■ Lines of data:
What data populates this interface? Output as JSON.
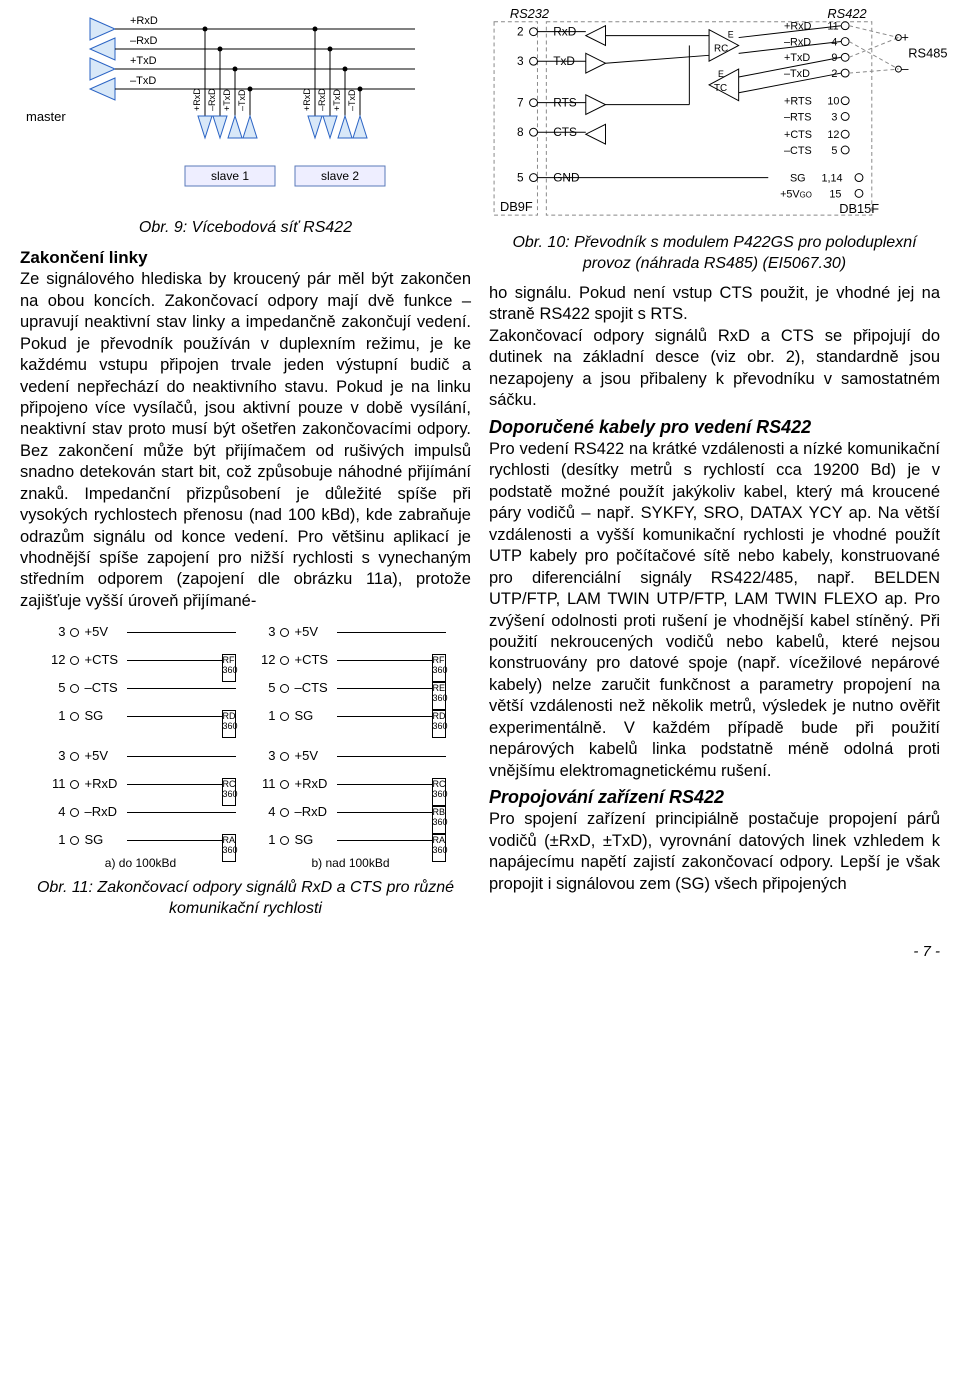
{
  "fig9": {
    "master_label": "master",
    "signals": [
      "+RxD",
      "–RxD",
      "+TxD",
      "–TxD"
    ],
    "slave1": "slave 1",
    "slave2": "slave 2",
    "caption": "Obr. 9: Vícebodová síť RS422",
    "colors": {
      "tri_fill": "#d8e8f8",
      "tri_stroke": "#2a63c4"
    }
  },
  "sec_zakonceni": {
    "title": "Zakončení linky",
    "body": "Ze signálového hlediska by kroucený pár měl být zakončen na obou koncích. Zakončovací odpory mají dvě funkce – upravují neaktivní stav linky a impedančně zakončují vedení. Pokud je převodník používán v duplexním režimu, je ke každému vstupu připojen trvale jeden výstupní budič a vedení nepřechází do neaktivního stavu. Pokud je na linku připojeno více vysílačů, jsou aktivní pouze v době vysílání, neaktivní stav proto musí být ošetřen zakončovacími odpory. Bez zakončení může být přijímačem od rušivých impulsů snadno detekován start bit, což způsobuje náhodné přijímání znaků. Impedanční přizpůsobení je důležité spíše při vysokých rychlostech přenosu (nad 100 kBd), kde zabraňuje odrazům signálu od konce vedení. Pro většinu aplikací je vhodnější spíše zapojení pro nižší rychlosti s vynechaným středním odporem (zapojení dle obrázku 11a), protože zajišťuje vyšší úroveň přijímané-"
  },
  "fig11": {
    "left": {
      "rows": [
        {
          "n": "3",
          "lab": "+5V",
          "res": null
        },
        {
          "n": "12",
          "lab": "+CTS",
          "res": "RF 360"
        },
        {
          "n": "5",
          "lab": "–CTS",
          "res": null
        },
        {
          "n": "1",
          "lab": "SG",
          "res": "RD 360"
        },
        {
          "n": "3",
          "lab": "+5V",
          "res": null
        },
        {
          "n": "11",
          "lab": "+RxD",
          "res": "RC 360"
        },
        {
          "n": "4",
          "lab": "–RxD",
          "res": null
        },
        {
          "n": "1",
          "lab": "SG",
          "res": "RA 360"
        }
      ],
      "sub": "a) do 100kBd"
    },
    "right": {
      "rows": [
        {
          "n": "3",
          "lab": "+5V",
          "res": null
        },
        {
          "n": "12",
          "lab": "+CTS",
          "res": "RF 360"
        },
        {
          "n": "5",
          "lab": "–CTS",
          "res": "RE 360"
        },
        {
          "n": "1",
          "lab": "SG",
          "res": "RD 360"
        },
        {
          "n": "3",
          "lab": "+5V",
          "res": null
        },
        {
          "n": "11",
          "lab": "+RxD",
          "res": "RC 360"
        },
        {
          "n": "4",
          "lab": "–RxD",
          "res": "RB 360"
        },
        {
          "n": "1",
          "lab": "SG",
          "res": "RA 360"
        }
      ],
      "sub": "b) nad 100kBd"
    },
    "caption": "Obr. 11: Zakončovací odpory signálů RxD a CTS pro různé komunikační rychlosti"
  },
  "fig10": {
    "left_header": "RS232",
    "right_header": "RS422",
    "rs485": "RS485",
    "db9f": "DB9F",
    "db15f": "DB15F",
    "left_pins": [
      {
        "n": "2",
        "lab": "RxD"
      },
      {
        "n": "3",
        "lab": "TxD"
      },
      {
        "n": "7",
        "lab": "RTS"
      },
      {
        "n": "8",
        "lab": "CTS"
      },
      {
        "n": "5",
        "lab": "GND"
      }
    ],
    "right_pins": [
      {
        "lab": "+RxD",
        "n": "11"
      },
      {
        "lab": "–RxD",
        "n": "4"
      },
      {
        "lab": "+TxD",
        "n": "9"
      },
      {
        "lab": "–TxD",
        "n": "2"
      },
      {
        "lab": "+RTS",
        "n": "10"
      },
      {
        "lab": "–RTS",
        "n": "3"
      },
      {
        "lab": "+CTS",
        "n": "12"
      },
      {
        "lab": "–CTS",
        "n": "5"
      },
      {
        "lab": "SG",
        "n": "1,14"
      },
      {
        "lab": "+5V GO",
        "n": "15"
      }
    ],
    "caption": "Obr. 10: Převodník s modulem P422GS pro poloduplexní provoz (náhrada RS485) (EI5067.30)",
    "labels": {
      "rc": "RC",
      "tc": "TC",
      "e": "E"
    }
  },
  "right_body1": "ho signálu. Pokud není vstup CTS použit, je vhodné jej na straně RS422 spojit s RTS.\nZakončovací odpory signálů RxD a CTS se připojují do dutinek na základní desce (viz obr. 2), standardně jsou nezapojeny a jsou přibaleny k převodníku v samostatném sáčku.",
  "sec_kabely": {
    "title": "Doporučené kabely pro vedení RS422",
    "body": "Pro vedení RS422 na krátké vzdálenosti a nízké komunikační rychlosti (desítky metrů s rychlostí cca 19200 Bd) je v podstatě možné použít jakýkoliv kabel, který má kroucené páry vodičů – např. SYKFY, SRO, DATAX YCY ap. Na větší vzdálenosti a vyšší komunikační rychlosti je vhodné použít UTP kabely pro počítačové sítě nebo kabely, konstruované pro diferenciální signály RS422/485, např. BELDEN UTP/FTP, LAM TWIN UTP/FTP, LAM TWIN FLEXO ap. Pro zvýšení odolnosti proti rušení je vhodnější kabel stíněný. Při použití nekroucených vodičů nebo kabelů, které nejsou konstruovány pro datové spoje (např. vícežilové nepárové kabely) nelze zaručit funkčnost a parametry propojení na větší vzdálenosti než několik metrů, výsledek je nutno ověřit experimentálně. V každém případě bude při použití nepárových kabelů linka podstatně méně odolná proti vnějšímu elektromagnetickému rušení."
  },
  "sec_propoj": {
    "title": "Propojování zařízení RS422",
    "body": "Pro spojení zařízení principiálně postačuje propojení párů vodičů (±RxD, ±TxD), vyrovnání datových linek vzhledem k napájecímu napětí zajistí zakončovací odpory. Lepší je však propojit i signálovou zem (SG) všech připojených"
  },
  "page": "- 7 -"
}
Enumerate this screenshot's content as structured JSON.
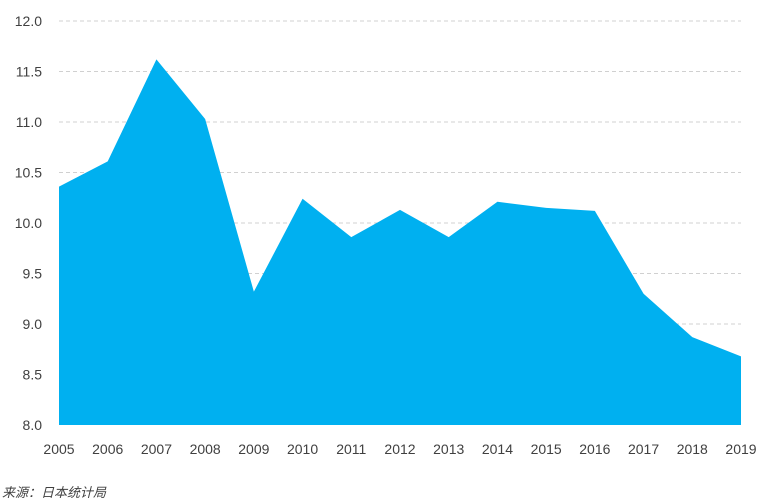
{
  "chart_data": {
    "type": "area",
    "x": [
      "2005",
      "2006",
      "2007",
      "2008",
      "2009",
      "2010",
      "2011",
      "2012",
      "2013",
      "2014",
      "2015",
      "2016",
      "2017",
      "2018",
      "2019"
    ],
    "series": [
      {
        "values": [
          10.36,
          10.61,
          11.62,
          11.03,
          9.32,
          10.24,
          9.86,
          10.13,
          9.86,
          10.21,
          10.15,
          10.12,
          9.3,
          8.87,
          8.68
        ]
      }
    ],
    "title": "",
    "xlabel": "",
    "ylabel": "",
    "ylim": [
      8.0,
      12.0
    ],
    "yticks": [
      "8.0",
      "8.5",
      "9.0",
      "9.5",
      "10.0",
      "10.5",
      "11.0",
      "11.5",
      "12.0"
    ],
    "grid": true,
    "legend": "none",
    "fill_color": "#00B0F0"
  },
  "source": "来源：日本统计局"
}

■ Aim: Transcribe the whole listing, character for character, but not its images.

■ Result of this exercise:
What data populates this interface? Output as JSON.
{
  "fig9": {
    "master_label": "master",
    "signals": [
      "+RxD",
      "–RxD",
      "+TxD",
      "–TxD"
    ],
    "slave1": "slave 1",
    "slave2": "slave 2",
    "caption": "Obr. 9: Vícebodová síť RS422",
    "colors": {
      "tri_fill": "#d8e8f8",
      "tri_stroke": "#2a63c4"
    }
  },
  "sec_zakonceni": {
    "title": "Zakončení linky",
    "body": "Ze signálového hlediska by kroucený pár měl být zakončen na obou koncích. Zakončovací odpory mají dvě funkce – upravují neaktivní stav linky a impedančně zakončují vedení. Pokud je převodník používán v duplexním režimu, je ke každému vstupu připojen trvale jeden výstupní budič a vedení nepřechází do neaktivního stavu. Pokud je na linku připojeno více vysílačů, jsou aktivní pouze v době vysílání, neaktivní stav proto musí být ošetřen zakončovacími odpory. Bez zakončení může být přijímačem od rušivých impulsů snadno detekován start bit, což způsobuje náhodné přijímání znaků. Impedanční přizpůsobení je důležité spíše při vysokých rychlostech přenosu (nad 100 kBd), kde zabraňuje odrazům signálu od konce vedení. Pro většinu aplikací je vhodnější spíše zapojení pro nižší rychlosti s vynechaným středním odporem (zapojení dle obrázku 11a), protože zajišťuje vyšší úroveň přijímané-"
  },
  "fig11": {
    "left": {
      "rows": [
        {
          "n": "3",
          "lab": "+5V",
          "res": null
        },
        {
          "n": "12",
          "lab": "+CTS",
          "res": "RF 360"
        },
        {
          "n": "5",
          "lab": "–CTS",
          "res": null
        },
        {
          "n": "1",
          "lab": "SG",
          "res": "RD 360"
        },
        {
          "n": "3",
          "lab": "+5V",
          "res": null
        },
        {
          "n": "11",
          "lab": "+RxD",
          "res": "RC 360"
        },
        {
          "n": "4",
          "lab": "–RxD",
          "res": null
        },
        {
          "n": "1",
          "lab": "SG",
          "res": "RA 360"
        }
      ],
      "sub": "a) do 100kBd"
    },
    "right": {
      "rows": [
        {
          "n": "3",
          "lab": "+5V",
          "res": null
        },
        {
          "n": "12",
          "lab": "+CTS",
          "res": "RF 360"
        },
        {
          "n": "5",
          "lab": "–CTS",
          "res": "RE 360"
        },
        {
          "n": "1",
          "lab": "SG",
          "res": "RD 360"
        },
        {
          "n": "3",
          "lab": "+5V",
          "res": null
        },
        {
          "n": "11",
          "lab": "+RxD",
          "res": "RC 360"
        },
        {
          "n": "4",
          "lab": "–RxD",
          "res": "RB 360"
        },
        {
          "n": "1",
          "lab": "SG",
          "res": "RA 360"
        }
      ],
      "sub": "b) nad 100kBd"
    },
    "caption": "Obr. 11: Zakončovací odpory signálů RxD a CTS pro různé komunikační rychlosti"
  },
  "fig10": {
    "left_header": "RS232",
    "right_header": "RS422",
    "rs485": "RS485",
    "db9f": "DB9F",
    "db15f": "DB15F",
    "left_pins": [
      {
        "n": "2",
        "lab": "RxD"
      },
      {
        "n": "3",
        "lab": "TxD"
      },
      {
        "n": "7",
        "lab": "RTS"
      },
      {
        "n": "8",
        "lab": "CTS"
      },
      {
        "n": "5",
        "lab": "GND"
      }
    ],
    "right_pins": [
      {
        "lab": "+RxD",
        "n": "11"
      },
      {
        "lab": "–RxD",
        "n": "4"
      },
      {
        "lab": "+TxD",
        "n": "9"
      },
      {
        "lab": "–TxD",
        "n": "2"
      },
      {
        "lab": "+RTS",
        "n": "10"
      },
      {
        "lab": "–RTS",
        "n": "3"
      },
      {
        "lab": "+CTS",
        "n": "12"
      },
      {
        "lab": "–CTS",
        "n": "5"
      },
      {
        "lab": "SG",
        "n": "1,14"
      },
      {
        "lab": "+5V GO",
        "n": "15"
      }
    ],
    "caption": "Obr. 10: Převodník s modulem P422GS pro poloduplexní provoz (náhrada RS485) (EI5067.30)",
    "labels": {
      "rc": "RC",
      "tc": "TC",
      "e": "E"
    }
  },
  "right_body1": "ho signálu. Pokud není vstup CTS použit, je vhodné jej na straně RS422 spojit s RTS.\nZakončovací odpory signálů RxD a CTS se připojují do dutinek na základní desce (viz obr. 2), standardně jsou nezapojeny a jsou přibaleny k převodníku v samostatném sáčku.",
  "sec_kabely": {
    "title": "Doporučené kabely pro vedení RS422",
    "body": "Pro vedení RS422 na krátké vzdálenosti a nízké komunikační rychlosti (desítky metrů s rychlostí cca 19200 Bd) je v podstatě možné použít jakýkoliv kabel, který má kroucené páry vodičů – např. SYKFY, SRO, DATAX YCY ap. Na větší vzdálenosti a vyšší komunikační rychlosti je vhodné použít UTP kabely pro počítačové sítě nebo kabely, konstruované pro diferenciální signály RS422/485, např. BELDEN UTP/FTP, LAM TWIN UTP/FTP, LAM TWIN FLEXO ap. Pro zvýšení odolnosti proti rušení je vhodnější kabel stíněný. Při použití nekroucených vodičů nebo kabelů, které nejsou konstruovány pro datové spoje (např. vícežilové nepárové kabely) nelze zaručit funkčnost a parametry propojení na větší vzdálenosti než několik metrů, výsledek je nutno ověřit experimentálně. V každém případě bude při použití nepárových kabelů linka podstatně méně odolná proti vnějšímu elektromagnetickému rušení."
  },
  "sec_propoj": {
    "title": "Propojování zařízení RS422",
    "body": "Pro spojení zařízení principiálně postačuje propojení párů vodičů (±RxD, ±TxD), vyrovnání datových linek vzhledem k napájecímu napětí zajistí zakončovací odpory. Lepší je však propojit i signálovou zem (SG) všech připojených"
  },
  "page": "- 7 -"
}
Enumerate this screenshot's content as structured JSON.
{
  "chart_data": {
    "type": "area",
    "x": [
      "2005",
      "2006",
      "2007",
      "2008",
      "2009",
      "2010",
      "2011",
      "2012",
      "2013",
      "2014",
      "2015",
      "2016",
      "2017",
      "2018",
      "2019"
    ],
    "series": [
      {
        "values": [
          10.36,
          10.61,
          11.62,
          11.03,
          9.32,
          10.24,
          9.86,
          10.13,
          9.86,
          10.21,
          10.15,
          10.12,
          9.3,
          8.87,
          8.68
        ]
      }
    ],
    "title": "",
    "xlabel": "",
    "ylabel": "",
    "ylim": [
      8.0,
      12.0
    ],
    "yticks": [
      "8.0",
      "8.5",
      "9.0",
      "9.5",
      "10.0",
      "10.5",
      "11.0",
      "11.5",
      "12.0"
    ],
    "grid": true,
    "legend": "none",
    "fill_color": "#00B0F0"
  },
  "source": "来源：日本统计局"
}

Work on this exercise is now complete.